> WRITTEN TASK
Reproduce the listing below exactly, minus its pictures.

> GIVEN DATA
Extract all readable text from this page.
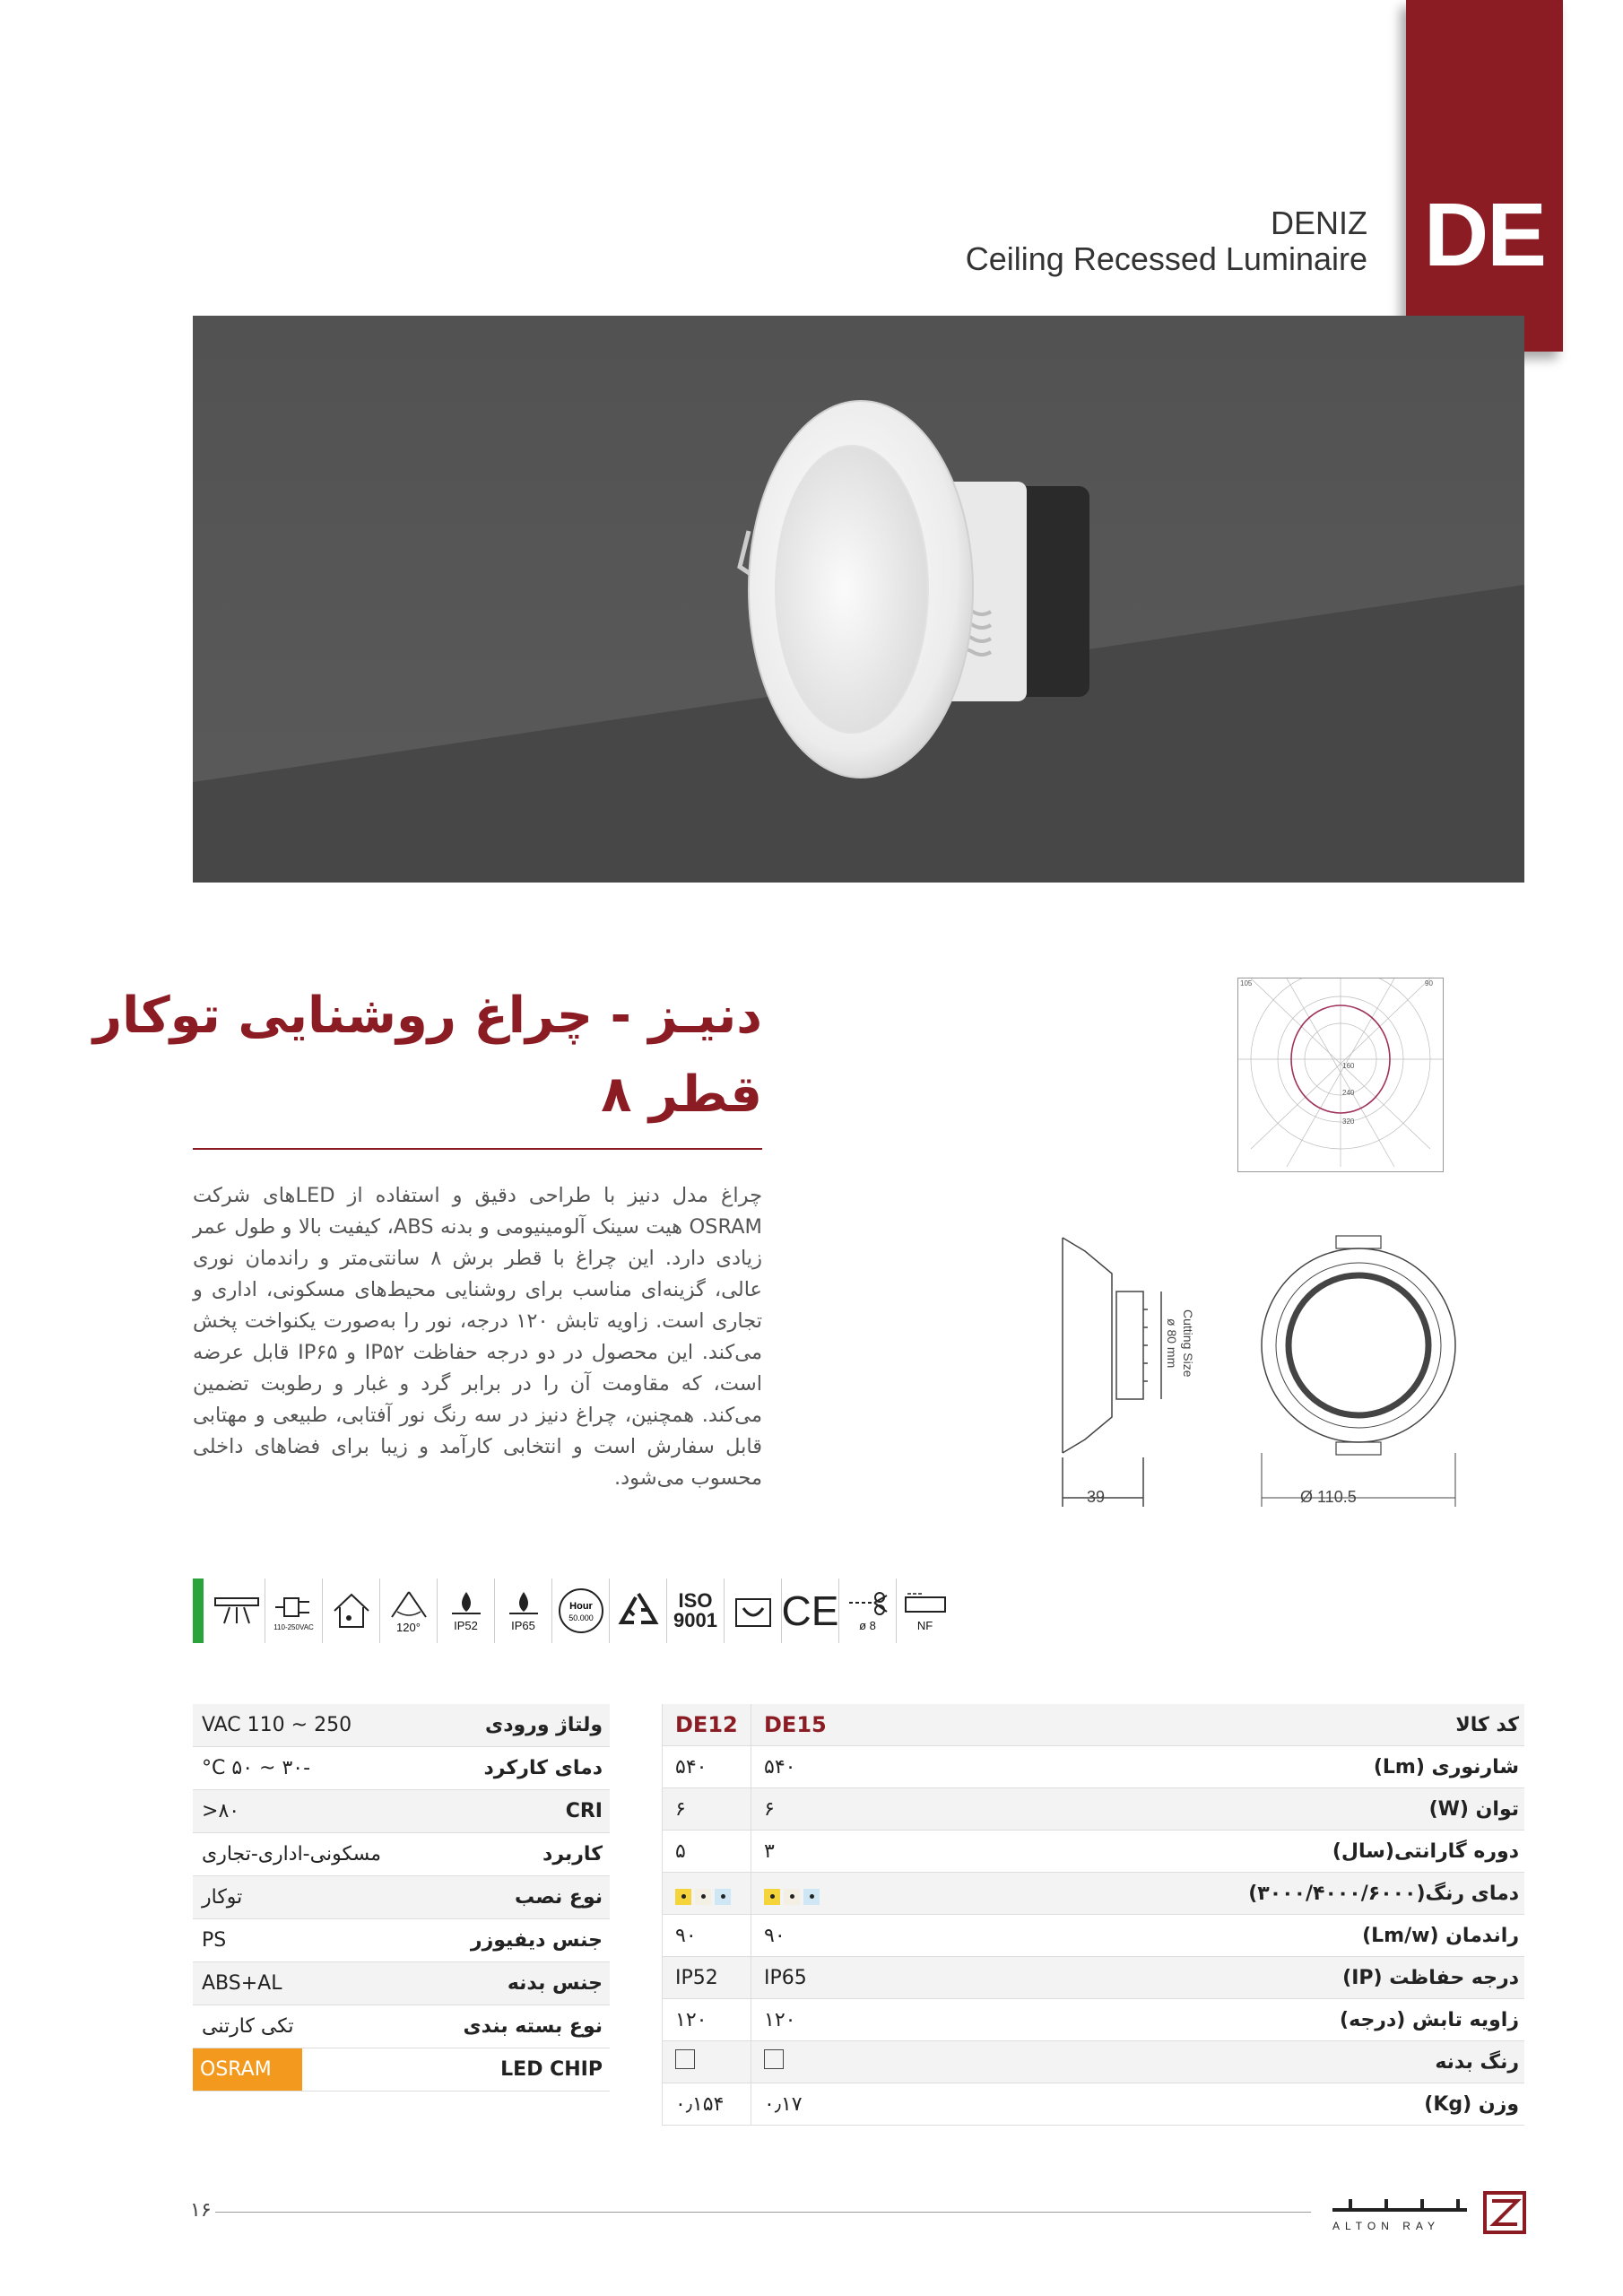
DE
DENIZ
Ceiling Recessed Luminaire
دنیـز - چراغ روشنایی توکار
قطر ۸
چراغ مدل دنیز با طراحی دقیق و استفاده از LEDهای شرکت OSRAM هیت سینک آلومینیومی و بدنه ABS، کیفیت بالا و طول عمر زیادی دارد. این چراغ با قطر برش ۸ سانتی‌متر و راندمان نوری عالی، گزینه‌ای مناسب برای روشنایی محیط‌های مسکونی، اداری و تجاری است. زاویه تابش ۱۲۰ درجه، نور را به‌صورت یکنواخت پخش می‌کند. این محصول در دو درجه حفاظت IP۵۲ و IP۶۵ قابل عرضه است، که مقاومت آن را در برابر گرد و غبار و رطوبت تضمین می‌کند. همچنین، چراغ دنیز در سه رنگ نور آفتابی، طبیعی و مهتابی قابل سفارش است و انتخابی کارآمد و زیبا برای فضاهای داخلی محسوب می‌شود.
105	90
160
240
320
39
Cutting Size
ø 80 mm
Ø 110.5
110-250VAC	120°	IP52	IP65
Hour
50.000
ISO
9001 CE ø 8	NF
250 ~ 110 VAC	ولتاژ ورودی
-۳۰ ~ ۵۰ C°	دمای کارکرد
۸۰<	CRI
مسکونی-اداری-تجاری	کاربرد
توکار	نوع نصب
PS	جنس دیفیوزر
ABS+AL	جنس بدنه
تکی کارتنی	نوع بسته بندی
OSRAM	LED CHIP
DE12	DE15	کد کالا
۵۴۰	۵۴۰	شارنوری (Lm)
۶	۶	توان (W)
۵	۳	دوره گارانتی(سال)

	دمای رنگ(۳۰۰۰/۴۰۰۰/۶۰۰۰)
۹۰	۹۰	راندمان (Lm/w)
IP52	IP65	درجه حفاظت (IP)
۱۲۰	۱۲۰	زاویه تابش (درجه)
		رنگ بدنه
۰٫۱۵۴	۰٫۱۷	وزن (Kg)
۱۶
ALTON RAY
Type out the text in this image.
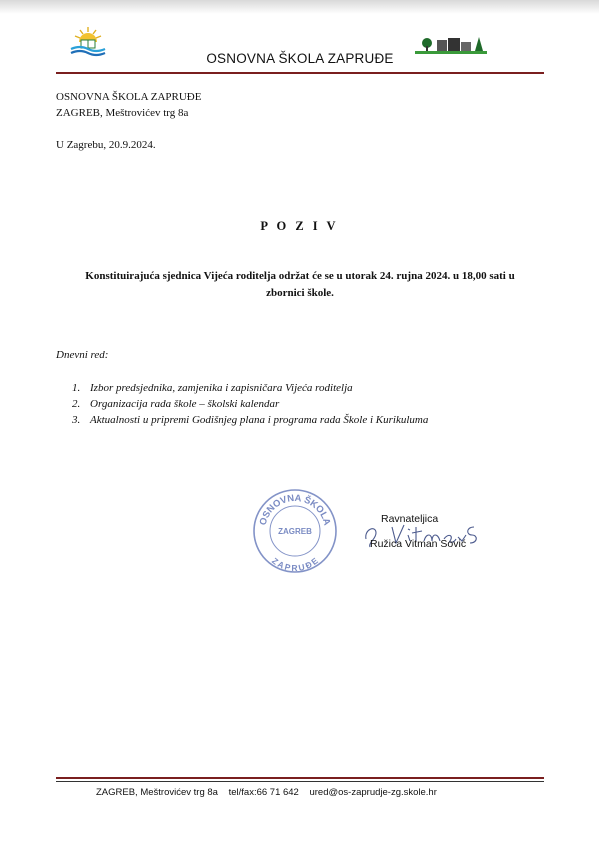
OSNOVNA ŠKOLA ZAPRUĐE
OSNOVNA ŠKOLA ZAPRUĐE
ZAGREB, Meštrovićev trg 8a
U Zagrebu, 20.9.2024.
P O Z I V
Konstituirajuća sjednica Vijeća roditelja održat će se u utorak 24. rujna 2024. u 18,00 sati u
zbornici škole.
Dnevni red:
1. Izbor predsjednika, zamjenika i zapisničara Vijeća roditelja
2. Organizacija rada škole – školski kalendar
3. Aktualnosti u pripremi Godišnjeg plana i programa rada Škole i Kurikuluma
OSNOVNA ŠKOLA
ZAPRUĐE
ZAGREB
Ravnateljica
Ružica Vitman Sović
ZAGREB, Meštrovićev trg 8a tel/fax:66 71 642 ured@os-zaprudje-zg.skole.hr
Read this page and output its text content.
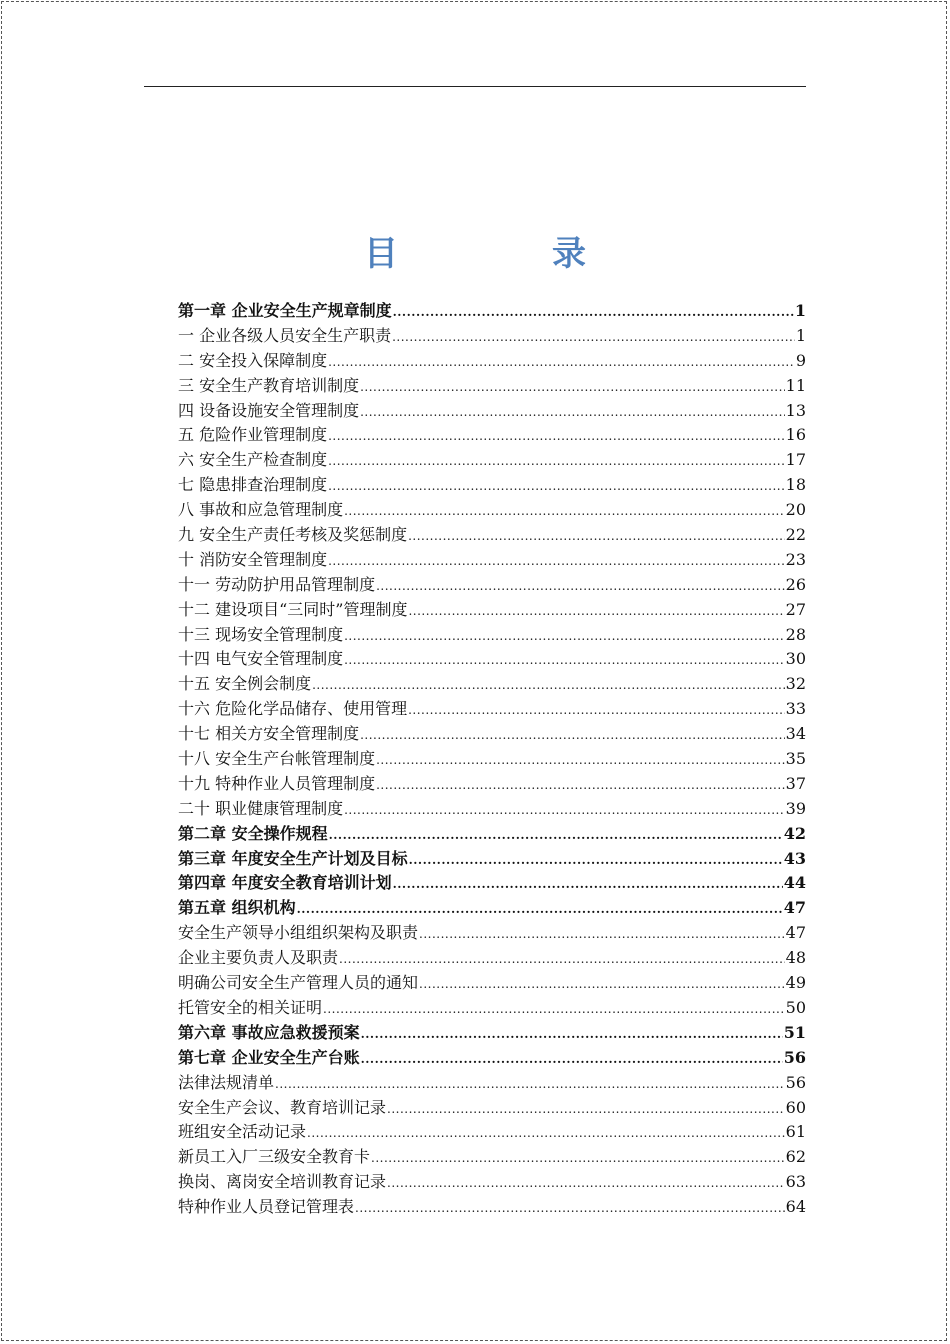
目　录
第一章 企业安全生产规章制度 .....	1
一 企业各级人员安全生产职责 .....	1
二 安全投入保障制度 .....	9
三 安全生产教育培训制度 .....	11
四 设备设施安全管理制度 .....	13
五 危险作业管理制度 .....	16
六 安全生产检查制度 .....	17
七 隐患排查治理制度 .....	18
八 事故和应急管理制度 .....	20
九 安全生产责任考核及奖惩制度 .....	22
十 消防安全管理制度 .....	23
十一 劳动防护用品管理制度 .....	26
十二 建设项目“三同时”管理制度 .....	27
十三 现场安全管理制度 .....	28
十四 电气安全管理制度 .....	30
十五 安全例会制度 .....	32
十六 危险化学品储存、使用管理 .....	33
十七 相关方安全管理制度 .....	34
十八 安全生产台帐管理制度 .....	35
十九 特种作业人员管理制度 .....	37
二十 职业健康管理制度 .....	39
第二章 安全操作规程 .....	42
第三章 年度安全生产计划及目标 .....	43
第四章 年度安全教育培训计划 .....	44
第五章 组织机构 .....	47
安全生产领导小组组织架构及职责 .....	47
企业主要负责人及职责 .....	48
明确公司安全生产管理人员的通知 .....	49
托管安全的相关证明 .....	50
第六章 事故应急救援预案 .....	51
第七章 企业安全生产台账 .....	56
法律法规清单 .....	56
安全生产会议、教育培训记录 .....	60
班组安全活动记录 .....	61
新员工入厂三级安全教育卡 .....	62
换岗、离岗安全培训教育记录 .....	63
特种作业人员登记管理表 .....	64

> CORRECT ANSWER
Extract all readable text from this page.
DE
DENIZ
Ceiling Recessed Luminaire
دنیـز - چراغ روشنایی توکار
قطر ۸
چراغ مدل دنیز با طراحی دقیق و استفاده از LEDهای شرکت OSRAM هیت سینک آلومینیومی و بدنه ABS، کیفیت بالا و طول عمر زیادی دارد. این چراغ با قطر برش ۸ سانتی‌متر و راندمان نوری عالی، گزینه‌ای مناسب برای روشنایی محیط‌های مسکونی، اداری و تجاری است. زاویه تابش ۱۲۰ درجه، نور را به‌صورت یکنواخت پخش می‌کند. این محصول در دو درجه حفاظت IP۵۲ و IP۶۵ قابل عرضه است، که مقاومت آن را در برابر گرد و غبار و رطوبت تضمین می‌کند. همچنین، چراغ دنیز در سه رنگ نور آفتابی، طبیعی و مهتابی قابل سفارش است و انتخابی کارآمد و زیبا برای فضاهای داخلی محسوب می‌شود.
105	90
160
240
320
39
Cutting Size
ø 80 mm
Ø 110.5
110-250VAC	120°	IP52	IP65
Hour
50.000
ISO
9001 CE ø 8	NF
250 ~ 110 VAC	ولتاژ ورودی
-۳۰ ~ ۵۰ C°	دمای کارکرد
۸۰<	CRI
مسکونی-اداری-تجاری	کاربرد
توکار	نوع نصب
PS	جنس دیفیوزر
ABS+AL	جنس بدنه
تکی کارتنی	نوع بسته بندی
OSRAM	LED CHIP
DE12	DE15	کد کالا
۵۴۰	۵۴۰	شارنوری (Lm)
۶	۶	توان (W)
۵	۳	دوره گارانتی(سال)

	دمای رنگ(۳۰۰۰/۴۰۰۰/۶۰۰۰)
۹۰	۹۰	راندمان (Lm/w)
IP52	IP65	درجه حفاظت (IP)
۱۲۰	۱۲۰	زاویه تابش (درجه)
		رنگ بدنه
۰٫۱۵۴	۰٫۱۷	وزن (Kg)
۱۶
ALTON RAY
Type out the text in this image.
OSNOVNA ŠKOLA ZAPRUĐE
OSNOVNA ŠKOLA ZAPRUĐE
ZAGREB, Meštrovićev trg 8a
U Zagrebu, 20.9.2024.
P O Z I V
Konstituirajuća sjednica Vijeća roditelja održat će se u utorak 24. rujna 2024. u 18,00 sati u
zbornici škole.
Dnevni red:
1. Izbor predsjednika, zamjenika i zapisničara Vijeća roditelja
2. Organizacija rada škole – školski kalendar
3. Aktualnosti u pripremi Godišnjeg plana i programa rada Škole i Kurikuluma
OSNOVNA ŠKOLA
ZAPRUĐE
ZAGREB
Ravnateljica
Ružica Vitman Sović
ZAGREB, Meštrovićev trg 8a tel/fax:66 71 642 ured@os-zaprudje-zg.skole.hr
Read this page and output its text content.
目　录
第一章 企业安全生产规章制度 .....	1
一 企业各级人员安全生产职责 .....	1
二 安全投入保障制度 .....	9
三 安全生产教育培训制度 .....	11
四 设备设施安全管理制度 .....	13
五 危险作业管理制度 .....	16
六 安全生产检查制度 .....	17
七 隐患排查治理制度 .....	18
八 事故和应急管理制度 .....	20
九 安全生产责任考核及奖惩制度 .....	22
十 消防安全管理制度 .....	23
十一 劳动防护用品管理制度 .....	26
十二 建设项目“三同时”管理制度 .....	27
十三 现场安全管理制度 .....	28
十四 电气安全管理制度 .....	30
十五 安全例会制度 .....	32
十六 危险化学品储存、使用管理 .....	33
十七 相关方安全管理制度 .....	34
十八 安全生产台帐管理制度 .....	35
十九 特种作业人员管理制度 .....	37
二十 职业健康管理制度 .....	39
第二章 安全操作规程 .....	42
第三章 年度安全生产计划及目标 .....	43
第四章 年度安全教育培训计划 .....	44
第五章 组织机构 .....	47
安全生产领导小组组织架构及职责 .....	47
企业主要负责人及职责 .....	48
明确公司安全生产管理人员的通知 .....	49
托管安全的相关证明 .....	50
第六章 事故应急救援预案 .....	51
第七章 企业安全生产台账 .....	56
法律法规清单 .....	56
安全生产会议、教育培训记录 .....	60
班组安全活动记录 .....	61
新员工入厂三级安全教育卡 .....	62
换岗、离岗安全培训教育记录 .....	63
特种作业人员登记管理表 .....	64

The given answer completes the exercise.